* begin Data to process *
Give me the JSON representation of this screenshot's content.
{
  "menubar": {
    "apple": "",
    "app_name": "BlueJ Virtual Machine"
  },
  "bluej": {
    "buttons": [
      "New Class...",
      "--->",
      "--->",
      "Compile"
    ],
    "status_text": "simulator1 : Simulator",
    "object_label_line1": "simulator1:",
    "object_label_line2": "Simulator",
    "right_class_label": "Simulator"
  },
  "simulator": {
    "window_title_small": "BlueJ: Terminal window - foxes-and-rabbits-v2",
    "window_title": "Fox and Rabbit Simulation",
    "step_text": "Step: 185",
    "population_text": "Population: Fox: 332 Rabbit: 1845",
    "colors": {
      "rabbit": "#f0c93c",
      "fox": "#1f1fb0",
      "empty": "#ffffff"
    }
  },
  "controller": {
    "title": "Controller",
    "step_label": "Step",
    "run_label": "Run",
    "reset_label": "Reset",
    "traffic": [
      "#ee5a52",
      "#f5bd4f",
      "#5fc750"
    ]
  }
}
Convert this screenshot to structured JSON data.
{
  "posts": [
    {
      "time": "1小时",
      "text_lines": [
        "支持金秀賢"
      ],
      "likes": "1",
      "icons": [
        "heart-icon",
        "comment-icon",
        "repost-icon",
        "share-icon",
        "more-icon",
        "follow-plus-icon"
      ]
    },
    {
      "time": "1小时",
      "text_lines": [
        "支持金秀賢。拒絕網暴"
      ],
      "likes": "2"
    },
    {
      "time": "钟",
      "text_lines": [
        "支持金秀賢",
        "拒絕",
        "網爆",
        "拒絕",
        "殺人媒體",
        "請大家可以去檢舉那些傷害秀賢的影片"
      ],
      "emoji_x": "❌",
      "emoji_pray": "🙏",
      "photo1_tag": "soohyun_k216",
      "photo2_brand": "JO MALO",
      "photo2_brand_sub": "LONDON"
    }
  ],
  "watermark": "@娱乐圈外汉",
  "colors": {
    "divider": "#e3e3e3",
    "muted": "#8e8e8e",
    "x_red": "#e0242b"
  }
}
* end Data to process *
* begin Data to process *
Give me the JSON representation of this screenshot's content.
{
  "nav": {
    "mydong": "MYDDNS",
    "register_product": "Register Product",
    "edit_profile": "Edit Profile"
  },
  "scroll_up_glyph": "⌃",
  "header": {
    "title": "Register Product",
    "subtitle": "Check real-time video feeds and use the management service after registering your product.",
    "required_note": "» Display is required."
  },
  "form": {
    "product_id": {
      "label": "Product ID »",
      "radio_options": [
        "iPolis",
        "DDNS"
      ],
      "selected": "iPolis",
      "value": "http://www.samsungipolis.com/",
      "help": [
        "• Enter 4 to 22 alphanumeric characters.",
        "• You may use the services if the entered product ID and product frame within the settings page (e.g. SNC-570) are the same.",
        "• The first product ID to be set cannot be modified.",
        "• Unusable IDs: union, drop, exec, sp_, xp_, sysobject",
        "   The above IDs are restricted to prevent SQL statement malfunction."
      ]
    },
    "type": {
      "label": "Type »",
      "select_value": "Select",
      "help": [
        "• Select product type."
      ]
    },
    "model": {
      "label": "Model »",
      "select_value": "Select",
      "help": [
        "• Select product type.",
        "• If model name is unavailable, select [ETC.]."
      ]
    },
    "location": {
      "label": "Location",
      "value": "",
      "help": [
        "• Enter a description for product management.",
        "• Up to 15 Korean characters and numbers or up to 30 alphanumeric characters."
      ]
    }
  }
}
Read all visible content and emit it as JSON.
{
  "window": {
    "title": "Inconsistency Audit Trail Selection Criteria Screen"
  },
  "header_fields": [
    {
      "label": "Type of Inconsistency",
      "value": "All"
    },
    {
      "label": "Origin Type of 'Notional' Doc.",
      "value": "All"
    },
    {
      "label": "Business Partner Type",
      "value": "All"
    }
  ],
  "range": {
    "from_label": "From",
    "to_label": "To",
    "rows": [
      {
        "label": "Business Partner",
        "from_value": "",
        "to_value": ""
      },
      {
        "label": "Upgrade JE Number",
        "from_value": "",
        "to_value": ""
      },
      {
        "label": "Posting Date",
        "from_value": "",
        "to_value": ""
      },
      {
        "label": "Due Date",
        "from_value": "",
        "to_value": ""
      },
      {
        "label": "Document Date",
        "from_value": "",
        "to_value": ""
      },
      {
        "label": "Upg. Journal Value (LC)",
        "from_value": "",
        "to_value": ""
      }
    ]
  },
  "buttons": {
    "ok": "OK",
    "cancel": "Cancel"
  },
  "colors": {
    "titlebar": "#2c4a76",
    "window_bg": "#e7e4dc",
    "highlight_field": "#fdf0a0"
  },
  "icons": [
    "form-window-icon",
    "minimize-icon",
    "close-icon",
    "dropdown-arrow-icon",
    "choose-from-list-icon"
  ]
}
* end Data to process *
Given exercise:
Leave out every line without the string "Business" and copy the rest.

Expected output:
      "label": "Business Partner Type",
        "label": "Business Partner",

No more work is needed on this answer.